◆ Requirements:
[1] Name every operation that appears under "Operations Performed:" in the fuel-data notebook text.
[2] Write the next part of the fuel-data notebook text, continuing after its last line.

◆ Excerpted text:
===

This cell executes the actual data loading and preprocessing operations:

**Operations Performed:**
1. **Load CSV**: Read the determined CSV file using pandas, skipping header and footer rows
2. **Sort by Odometer**: Ensure chronological order based on odometer readings
3. **Date Conversion**: Convert Date column to datetime format for time-series operations
4. **Preview**: Display first 5 rows to verify successful loading

The resulting `fuel_data` DataFrame contains all refueling records ready for analysis.

In [None]:
print(f'Using data from: {csv_path}')
fuel_data = pd.read_csv(
    csv_path, skiprows=[0, 1, 2, 3], skipfooter=footer_count, engine='python')
fuel_data.sort_values(by="Odo (km)", inplace=True)
fuel_data["Date"] = pd.to_datetime(fuel_data["Date"])
fuel_data.head()

## Monthly Distance Metrics Calculation

This section computes monthly distance statistics to analyze vehicle usage patterns over time.

**Methodology:**
1. **Period Extraction**: Create `Year-Month` and `Year` period columns from dates
2. **Distance Calculation**: Compute `km_diff` as the odometer difference between consecutive refueling entries
3. **Monthly Aggregation**: Aggregate kilometers traveled per month using `groupby('Year-Month')`:
   - `monthly_km`: Total kilometers traveled per month
   - `monthly_mean_km` and `Avgkm/refill`: Average distance between refills in each month
   - `Maxkm/month`: Maximum distance between consecutive refills in each month
   - `Minkm/month`: Minimum distance between consecutive refills in each month
   - `Avgkm/liter`: Fuel efficiency (km per liter) for the month
4. **Mapping**: Propagate these monthly metrics back to each row in the DataFrame

**Monthly Metrics:**
- Provides insights into usage patterns on a monthly basis
- Helps identify trends in vehicle usage over time
- Enables comparison of driving patterns across different months and years

**Prerequisites:** Assumes `fuel_data` is already sorted by odometer reading with Date and Odo (km) columns.

===

(Annotated element listings)

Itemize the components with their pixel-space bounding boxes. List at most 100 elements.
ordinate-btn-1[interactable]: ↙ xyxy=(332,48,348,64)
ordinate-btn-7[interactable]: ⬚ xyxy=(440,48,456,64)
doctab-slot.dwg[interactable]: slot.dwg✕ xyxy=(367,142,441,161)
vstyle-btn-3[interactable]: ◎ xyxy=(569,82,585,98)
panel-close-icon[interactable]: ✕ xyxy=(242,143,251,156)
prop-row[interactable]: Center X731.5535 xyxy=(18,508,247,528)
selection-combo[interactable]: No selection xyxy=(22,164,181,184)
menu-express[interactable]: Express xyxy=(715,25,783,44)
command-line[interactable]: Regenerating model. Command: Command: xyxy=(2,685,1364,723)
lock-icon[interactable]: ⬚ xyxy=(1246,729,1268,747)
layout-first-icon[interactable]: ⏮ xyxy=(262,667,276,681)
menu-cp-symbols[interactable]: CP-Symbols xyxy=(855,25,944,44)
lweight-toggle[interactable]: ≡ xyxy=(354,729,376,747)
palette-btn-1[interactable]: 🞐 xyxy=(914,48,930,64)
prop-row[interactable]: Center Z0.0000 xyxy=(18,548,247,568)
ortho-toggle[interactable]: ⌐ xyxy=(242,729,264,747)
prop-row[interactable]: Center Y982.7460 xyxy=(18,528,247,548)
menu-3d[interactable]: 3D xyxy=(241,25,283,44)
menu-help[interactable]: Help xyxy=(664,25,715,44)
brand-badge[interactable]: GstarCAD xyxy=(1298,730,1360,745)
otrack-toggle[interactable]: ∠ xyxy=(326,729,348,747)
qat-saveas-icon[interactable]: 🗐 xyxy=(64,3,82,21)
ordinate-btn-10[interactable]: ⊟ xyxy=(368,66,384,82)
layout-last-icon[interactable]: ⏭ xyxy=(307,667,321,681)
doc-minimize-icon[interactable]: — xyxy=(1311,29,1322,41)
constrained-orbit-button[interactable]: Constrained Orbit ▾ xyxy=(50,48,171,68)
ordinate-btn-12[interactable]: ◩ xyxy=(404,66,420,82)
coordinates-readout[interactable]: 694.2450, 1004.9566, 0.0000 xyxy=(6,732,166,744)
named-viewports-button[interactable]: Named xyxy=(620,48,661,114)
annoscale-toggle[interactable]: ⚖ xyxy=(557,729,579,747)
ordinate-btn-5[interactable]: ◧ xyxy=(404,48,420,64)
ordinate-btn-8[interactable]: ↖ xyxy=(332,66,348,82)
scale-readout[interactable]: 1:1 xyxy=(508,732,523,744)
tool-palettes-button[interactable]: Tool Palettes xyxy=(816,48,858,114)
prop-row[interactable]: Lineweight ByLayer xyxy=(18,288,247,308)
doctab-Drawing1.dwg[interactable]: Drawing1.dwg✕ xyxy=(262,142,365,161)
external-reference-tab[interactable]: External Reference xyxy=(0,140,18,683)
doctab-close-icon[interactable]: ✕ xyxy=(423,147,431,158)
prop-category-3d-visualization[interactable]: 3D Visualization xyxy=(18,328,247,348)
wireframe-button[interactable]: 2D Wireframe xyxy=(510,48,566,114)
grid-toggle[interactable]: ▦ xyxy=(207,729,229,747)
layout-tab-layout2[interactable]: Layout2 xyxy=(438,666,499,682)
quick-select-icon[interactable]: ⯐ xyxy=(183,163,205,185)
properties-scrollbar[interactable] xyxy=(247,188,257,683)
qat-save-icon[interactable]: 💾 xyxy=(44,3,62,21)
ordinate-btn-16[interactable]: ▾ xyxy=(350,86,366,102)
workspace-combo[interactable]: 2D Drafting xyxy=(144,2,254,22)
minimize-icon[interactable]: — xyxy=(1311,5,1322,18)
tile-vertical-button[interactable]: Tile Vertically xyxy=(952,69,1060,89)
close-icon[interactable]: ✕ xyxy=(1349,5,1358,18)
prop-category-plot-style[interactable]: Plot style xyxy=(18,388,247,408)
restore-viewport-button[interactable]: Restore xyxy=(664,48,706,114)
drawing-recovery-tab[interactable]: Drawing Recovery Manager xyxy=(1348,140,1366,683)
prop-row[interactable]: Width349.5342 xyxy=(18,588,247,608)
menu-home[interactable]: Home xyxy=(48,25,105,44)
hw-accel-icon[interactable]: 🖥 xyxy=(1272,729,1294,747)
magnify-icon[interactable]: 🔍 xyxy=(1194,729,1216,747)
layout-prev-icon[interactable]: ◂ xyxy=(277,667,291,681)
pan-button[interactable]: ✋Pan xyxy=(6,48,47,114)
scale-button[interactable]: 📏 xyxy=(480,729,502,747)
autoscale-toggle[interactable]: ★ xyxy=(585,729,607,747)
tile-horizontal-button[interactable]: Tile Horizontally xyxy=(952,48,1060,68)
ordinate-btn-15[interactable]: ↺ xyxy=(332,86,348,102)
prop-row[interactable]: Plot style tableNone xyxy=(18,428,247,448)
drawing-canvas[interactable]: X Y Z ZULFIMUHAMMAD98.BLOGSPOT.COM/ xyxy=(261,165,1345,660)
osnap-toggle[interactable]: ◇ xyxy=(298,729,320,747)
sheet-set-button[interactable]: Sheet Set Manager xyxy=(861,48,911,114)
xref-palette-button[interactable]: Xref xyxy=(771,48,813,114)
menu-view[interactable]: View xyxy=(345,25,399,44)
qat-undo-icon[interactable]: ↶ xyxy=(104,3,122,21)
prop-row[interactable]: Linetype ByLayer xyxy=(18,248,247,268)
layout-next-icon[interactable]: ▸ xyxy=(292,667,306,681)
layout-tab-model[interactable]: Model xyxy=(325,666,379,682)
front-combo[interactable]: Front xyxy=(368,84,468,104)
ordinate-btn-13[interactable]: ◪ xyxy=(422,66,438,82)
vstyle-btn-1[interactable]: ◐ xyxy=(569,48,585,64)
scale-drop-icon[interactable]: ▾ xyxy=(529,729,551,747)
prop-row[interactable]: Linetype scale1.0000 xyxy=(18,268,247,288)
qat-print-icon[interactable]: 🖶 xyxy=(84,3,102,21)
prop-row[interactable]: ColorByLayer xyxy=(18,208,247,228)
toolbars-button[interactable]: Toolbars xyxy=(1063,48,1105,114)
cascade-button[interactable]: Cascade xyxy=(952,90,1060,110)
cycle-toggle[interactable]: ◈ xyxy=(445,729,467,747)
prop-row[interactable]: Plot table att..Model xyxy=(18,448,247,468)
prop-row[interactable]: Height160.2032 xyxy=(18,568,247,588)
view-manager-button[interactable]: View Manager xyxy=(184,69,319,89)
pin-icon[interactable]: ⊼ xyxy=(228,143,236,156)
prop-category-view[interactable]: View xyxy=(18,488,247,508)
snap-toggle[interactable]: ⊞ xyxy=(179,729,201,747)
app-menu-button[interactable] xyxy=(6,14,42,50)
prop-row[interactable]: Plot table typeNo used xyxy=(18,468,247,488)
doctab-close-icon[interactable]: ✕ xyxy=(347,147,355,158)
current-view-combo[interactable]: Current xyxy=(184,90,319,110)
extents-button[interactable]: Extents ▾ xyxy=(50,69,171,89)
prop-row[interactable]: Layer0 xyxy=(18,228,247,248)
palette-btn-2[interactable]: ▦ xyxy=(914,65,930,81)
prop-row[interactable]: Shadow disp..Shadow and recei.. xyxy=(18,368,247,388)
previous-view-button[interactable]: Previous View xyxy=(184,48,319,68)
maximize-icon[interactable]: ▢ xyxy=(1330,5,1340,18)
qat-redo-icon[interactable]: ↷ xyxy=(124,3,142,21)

===

◆ Answers for this exercise:
[1] Load CSV, Sort by Odometer, Date Conversion, Preview

[2]
In [None]:
# Calculate average, minimum, and maximum km/month metrics grouped by month
def calculate_avg_km_per_month(df):
    df = df.copy()

    # Ensure period columns exist
    df['Year-Month'] = df['Date'].dt.to_period('M')
    df['Year']       = df['Date'].dt.to_period('Y')
    df["Month"]      = df["Date"].dt.month
    df['MonthName']  = df['Month'].apply(lambda x: calendar.month_name[x])
    df["Year_name"]  = df["Date"].dt.year
    df["Month_name"] = df["Date"].dt.month_name()

    # km difference between consecutive entries
    df['km_diff']    = df['Odo (km)'].diff()

    # Sum monthly km and compute monthly aggregates
    monthly_km          = df.groupby('Year-Month')['km_diff'].sum()
    monthly_mean_km     = df.groupby('Year-Month')['km_diff'].mean()
    max_km              = df.groupby('Year-Month')['km_diff'].max()
    min_km              = df.groupby('Year-Month')['km_diff'].min()
    liter               = df.groupby('Year-Month')['Fuel (L)'].sum()
    size_km             = df.groupby('Year-Month').size()

    df['monthly_km']         = df['Year-Month'].map(monthly_km).astype(float)
    df['monthly_mean_km']    = df['Year-Month'].map(monthly_mean_km).astype(float)
    df['monthly_km_size']    = df['Year-Month'].map(size_km).astype(float)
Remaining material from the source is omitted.